YOUR TASK. In full and without alteration, give the listing again.

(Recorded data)
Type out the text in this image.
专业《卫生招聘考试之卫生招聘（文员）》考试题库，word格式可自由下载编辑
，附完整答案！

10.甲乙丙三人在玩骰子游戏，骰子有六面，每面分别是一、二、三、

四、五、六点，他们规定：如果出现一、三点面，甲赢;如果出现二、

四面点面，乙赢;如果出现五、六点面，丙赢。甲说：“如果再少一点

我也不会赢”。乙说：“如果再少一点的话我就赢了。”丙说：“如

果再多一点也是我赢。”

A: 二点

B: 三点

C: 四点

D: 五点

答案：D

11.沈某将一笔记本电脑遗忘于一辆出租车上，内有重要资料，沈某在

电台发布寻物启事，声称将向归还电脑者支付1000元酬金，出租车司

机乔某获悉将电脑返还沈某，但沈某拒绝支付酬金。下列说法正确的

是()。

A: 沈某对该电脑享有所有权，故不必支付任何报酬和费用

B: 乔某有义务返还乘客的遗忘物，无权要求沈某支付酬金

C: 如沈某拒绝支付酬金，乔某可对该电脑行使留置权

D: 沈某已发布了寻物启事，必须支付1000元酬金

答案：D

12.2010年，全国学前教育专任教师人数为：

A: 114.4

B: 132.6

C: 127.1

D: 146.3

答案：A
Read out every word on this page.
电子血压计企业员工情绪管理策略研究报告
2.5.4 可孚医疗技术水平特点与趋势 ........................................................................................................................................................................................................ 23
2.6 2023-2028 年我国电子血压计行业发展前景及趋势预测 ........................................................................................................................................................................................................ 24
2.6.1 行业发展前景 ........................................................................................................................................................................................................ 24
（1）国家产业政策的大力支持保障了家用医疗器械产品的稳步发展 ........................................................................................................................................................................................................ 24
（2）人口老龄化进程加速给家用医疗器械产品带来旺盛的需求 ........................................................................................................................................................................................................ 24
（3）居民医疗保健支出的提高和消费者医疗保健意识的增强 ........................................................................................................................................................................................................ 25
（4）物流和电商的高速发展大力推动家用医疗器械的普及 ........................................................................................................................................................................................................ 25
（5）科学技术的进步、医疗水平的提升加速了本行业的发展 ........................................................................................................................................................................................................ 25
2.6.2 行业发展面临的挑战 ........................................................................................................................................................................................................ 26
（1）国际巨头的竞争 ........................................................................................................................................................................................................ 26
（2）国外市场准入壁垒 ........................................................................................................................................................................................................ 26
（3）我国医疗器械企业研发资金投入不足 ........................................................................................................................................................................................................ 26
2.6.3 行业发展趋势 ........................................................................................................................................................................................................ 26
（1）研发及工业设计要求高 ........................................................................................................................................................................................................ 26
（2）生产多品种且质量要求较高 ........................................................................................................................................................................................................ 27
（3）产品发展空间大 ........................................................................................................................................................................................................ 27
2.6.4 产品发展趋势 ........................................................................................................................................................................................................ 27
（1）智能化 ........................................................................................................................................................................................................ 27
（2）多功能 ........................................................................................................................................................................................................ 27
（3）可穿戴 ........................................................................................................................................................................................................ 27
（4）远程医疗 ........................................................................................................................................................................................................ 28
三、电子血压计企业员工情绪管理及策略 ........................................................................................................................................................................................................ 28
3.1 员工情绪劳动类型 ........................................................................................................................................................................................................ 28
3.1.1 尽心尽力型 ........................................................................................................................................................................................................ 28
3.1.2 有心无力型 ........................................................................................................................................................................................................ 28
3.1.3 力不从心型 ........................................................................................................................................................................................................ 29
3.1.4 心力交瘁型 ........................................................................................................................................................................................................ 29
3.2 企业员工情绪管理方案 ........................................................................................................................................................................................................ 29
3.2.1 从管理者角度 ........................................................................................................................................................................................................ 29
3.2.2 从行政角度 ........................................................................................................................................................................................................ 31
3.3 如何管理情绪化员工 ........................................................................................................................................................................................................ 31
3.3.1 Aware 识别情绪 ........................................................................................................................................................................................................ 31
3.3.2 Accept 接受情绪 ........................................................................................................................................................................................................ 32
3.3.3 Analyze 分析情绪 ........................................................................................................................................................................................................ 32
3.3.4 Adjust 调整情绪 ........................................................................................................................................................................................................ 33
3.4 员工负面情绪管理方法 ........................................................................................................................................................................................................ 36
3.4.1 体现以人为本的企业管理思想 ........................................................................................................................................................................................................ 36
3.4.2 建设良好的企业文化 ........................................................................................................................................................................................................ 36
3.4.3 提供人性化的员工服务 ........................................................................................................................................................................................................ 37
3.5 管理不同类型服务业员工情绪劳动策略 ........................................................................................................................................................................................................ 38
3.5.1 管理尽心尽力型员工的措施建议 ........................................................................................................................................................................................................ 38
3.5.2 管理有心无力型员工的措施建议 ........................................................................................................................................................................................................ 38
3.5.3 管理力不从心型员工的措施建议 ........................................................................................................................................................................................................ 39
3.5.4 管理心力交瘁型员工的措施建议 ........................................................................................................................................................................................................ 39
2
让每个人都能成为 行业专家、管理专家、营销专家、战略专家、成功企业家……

EXERCISE SOLUTION.
Type out the text in this image.
专业《卫生招聘考试之卫生招聘（文员）》考试题库，word格式可自由下载编辑
，附完整答案！

10.甲乙丙三人在玩骰子游戏，骰子有六面，每面分别是一、二、三、

四、五、六点，他们规定：如果出现一、三点面，甲赢;如果出现二、

四面点面，乙赢;如果出现五、六点面，丙赢。甲说：“如果再少一点

我也不会赢”。乙说：“如果再少一点的话我就赢了。”丙说：“如

果再多一点也是我赢。”

A: 二点

B: 三点

C: 四点

D: 五点

答案：D

11.沈某将一笔记本电脑遗忘于一辆出租车上，内有重要资料，沈某在

电台发布寻物启事，声称将向归还电脑者支付1000元酬金，出租车司

机乔某获悉将电脑返还沈某，但沈某拒绝支付酬金。下列说法正确的

是()。

A: 沈某对该电脑享有所有权，故不必支付任何报酬和费用

B: 乔某有义务返还乘客的遗忘物，无权要求沈某支付酬金

C: 如沈某拒绝支付酬金，乔某可对该电脑行使留置权

D: 沈某已发布了寻物启事，必须支付1000元酬金

答案：D

12.2010年，全国学前教育专任教师人数为：

A: 114.4

B: 132.6

C: 127.1

D: 146.3

答案：A
Read out every word on this page.
电子血压计企业员工情绪管理策略研究报告
2.5.4 可孚医疗技术水平特点与趋势 ........................................................................................................................................................................................................ 23
2.6 2023-2028 年我国电子血压计行业发展前景及趋势预测 ........................................................................................................................................................................................................ 24
2.6.1 行业发展前景 ........................................................................................................................................................................................................ 24
（1）国家产业政策的大力支持保障了家用医疗器械产品的稳步发展 ........................................................................................................................................................................................................ 24
（2）人口老龄化进程加速给家用医疗器械产品带来旺盛的需求 ........................................................................................................................................................................................................ 24
（3）居民医疗保健支出的提高和消费者医疗保健意识的增强 ........................................................................................................................................................................................................ 25
（4）物流和电商的高速发展大力推动家用医疗器械的普及 ........................................................................................................................................................................................................ 25
（5）科学技术的进步、医疗水平的提升加速了本行业的发展 ........................................................................................................................................................................................................ 25
2.6.2 行业发展面临的挑战 ........................................................................................................................................................................................................ 26
（1）国际巨头的竞争 ........................................................................................................................................................................................................ 26
（2）国外市场准入壁垒 ........................................................................................................................................................................................................ 26
（3）我国医疗器械企业研发资金投入不足 ........................................................................................................................................................................................................ 26
2.6.3 行业发展趋势 ........................................................................................................................................................................................................ 26
（1）研发及工业设计要求高 ........................................................................................................................................................................................................ 26
（2）生产多品种且质量要求较高 ........................................................................................................................................................................................................ 27
（3）产品发展空间大 ........................................................................................................................................................................................................ 27
2.6.4 产品发展趋势 ........................................................................................................................................................................................................ 27
（1）智能化 ........................................................................................................................................................................................................ 27
（2）多功能 ........................................................................................................................................................................................................ 27
（3）可穿戴 ........................................................................................................................................................................................................ 27
（4）远程医疗 ........................................................................................................................................................................................................ 28
三、电子血压计企业员工情绪管理及策略 ........................................................................................................................................................................................................ 28
3.1 员工情绪劳动类型 ........................................................................................................................................................................................................ 28
3.1.1 尽心尽力型 ........................................................................................................................................................................................................ 28
3.1.2 有心无力型 ........................................................................................................................................................................................................ 28
3.1.3 力不从心型 ........................................................................................................................................................................................................ 29
3.1.4 心力交瘁型 ........................................................................................................................................................................................................ 29
3.2 企业员工情绪管理方案 ........................................................................................................................................................................................................ 29
3.2.1 从管理者角度 ........................................................................................................................................................................................................ 29
3.2.2 从行政角度 ........................................................................................................................................................................................................ 31
3.3 如何管理情绪化员工 ........................................................................................................................................................................................................ 31
3.3.1 Aware 识别情绪 ........................................................................................................................................................................................................ 31
3.3.2 Accept 接受情绪 ........................................................................................................................................................................................................ 32
3.3.3 Analyze 分析情绪 ........................................................................................................................................................................................................ 32
3.3.4 Adjust 调整情绪 ........................................................................................................................................................................................................ 33
3.4 员工负面情绪管理方法 ........................................................................................................................................................................................................ 36
3.4.1 体现以人为本的企业管理思想 ........................................................................................................................................................................................................ 36
3.4.2 建设良好的企业文化 ........................................................................................................................................................................................................ 36
3.4.3 提供人性化的员工服务 ........................................................................................................................................................................................................ 37
3.5 管理不同类型服务业员工情绪劳动策略 ........................................................................................................................................................................................................ 38
3.5.1 管理尽心尽力型员工的措施建议 ........................................................................................................................................................................................................ 38
3.5.2 管理有心无力型员工的措施建议 ........................................................................................................................................................................................................ 38
3.5.3 管理力不从心型员工的措施建议 ........................................................................................................................................................................................................ 39
3.5.4 管理心力交瘁型员工的措施建议 ........................................................................................................................................................................................................ 39
2
让每个人都能成为 行业专家、管理专家、营销专家、战略专家、成功企业家……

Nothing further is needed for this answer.